REQUIRED TASK:
Restate every entry word for word.

RECORDS PROVIDED:
□ □ □ □
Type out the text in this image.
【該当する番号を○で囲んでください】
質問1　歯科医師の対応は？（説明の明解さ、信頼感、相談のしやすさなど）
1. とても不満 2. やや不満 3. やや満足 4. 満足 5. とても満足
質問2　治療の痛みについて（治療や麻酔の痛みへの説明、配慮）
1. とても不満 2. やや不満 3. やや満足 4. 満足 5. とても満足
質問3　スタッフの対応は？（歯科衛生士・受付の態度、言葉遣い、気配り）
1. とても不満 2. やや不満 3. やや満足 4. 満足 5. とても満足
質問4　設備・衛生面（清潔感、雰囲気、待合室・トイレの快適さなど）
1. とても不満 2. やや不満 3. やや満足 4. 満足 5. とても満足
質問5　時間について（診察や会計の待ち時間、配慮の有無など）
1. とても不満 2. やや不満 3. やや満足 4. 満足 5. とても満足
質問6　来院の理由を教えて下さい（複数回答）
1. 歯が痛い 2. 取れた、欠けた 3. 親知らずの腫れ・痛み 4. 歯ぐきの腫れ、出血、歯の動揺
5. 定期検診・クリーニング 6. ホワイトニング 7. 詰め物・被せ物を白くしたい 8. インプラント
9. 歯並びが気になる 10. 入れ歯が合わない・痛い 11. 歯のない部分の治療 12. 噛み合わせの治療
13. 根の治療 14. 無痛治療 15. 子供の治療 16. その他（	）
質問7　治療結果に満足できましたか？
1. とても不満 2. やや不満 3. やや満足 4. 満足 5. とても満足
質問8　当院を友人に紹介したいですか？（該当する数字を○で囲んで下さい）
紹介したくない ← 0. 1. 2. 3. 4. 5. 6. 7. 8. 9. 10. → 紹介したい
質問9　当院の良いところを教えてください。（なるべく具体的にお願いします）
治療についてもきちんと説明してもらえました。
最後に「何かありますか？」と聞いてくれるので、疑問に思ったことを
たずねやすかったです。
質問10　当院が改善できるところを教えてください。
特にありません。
□ □ □ □
WRITTEN ANSWER:
Type out the text in this image.
【該当する番号を○で囲んでください】
質問1　歯科医師の対応は？（説明の明解さ、信頼感、相談のしやすさなど）
1. とても不満 2. やや不満 3. やや満足 4. 満足 5. とても満足
質問2　治療の痛みについて（治療や麻酔の痛みへの説明、配慮）
1. とても不満 2. やや不満 3. やや満足 4. 満足 5. とても満足
質問3　スタッフの対応は？（歯科衛生士・受付の態度、言葉遣い、気配り）
1. とても不満 2. やや不満 3. やや満足 4. 満足 5. とても満足
質問4　設備・衛生面（清潔感、雰囲気、待合室・トイレの快適さなど）
1. とても不満 2. やや不満 3. やや満足 4. 満足 5. とても満足
質問5　時間について（診察や会計の待ち時間、配慮の有無など）
1. とても不満 2. やや不満 3. やや満足 4. 満足 5. とても満足
質問6　来院の理由を教えて下さい（複数回答）
1. 歯が痛い 2. 取れた、欠けた 3. 親知らずの腫れ・痛み 4. 歯ぐきの腫れ、出血、歯の動揺
5. 定期検診・クリーニング 6. ホワイトニング 7. 詰め物・被せ物を白くしたい 8. インプラント
9. 歯並びが気になる 10. 入れ歯が合わない・痛い 11. 歯のない部分の治療 12. 噛み合わせの治療
13. 根の治療 14. 無痛治療 15. 子供の治療 16. その他（	）
質問7　治療結果に満足できましたか？
1. とても不満 2. やや不満 3. やや満足 4. 満足 5. とても満足
質問8　当院を友人に紹介したいですか？（該当する数字を○で囲んで下さい）
紹介したくない ← 0. 1. 2. 3. 4. 5. 6. 7. 8. 9. 10. → 紹介したい
質問9　当院の良いところを教えてください。（なるべく具体的にお願いします）
治療についてもきちんと説明してもらえました。
最後に「何かありますか？」と聞いてくれるので、疑問に思ったことを
たずねやすかったです。
質問10　当院が改善できるところを教えてください。
特にありません。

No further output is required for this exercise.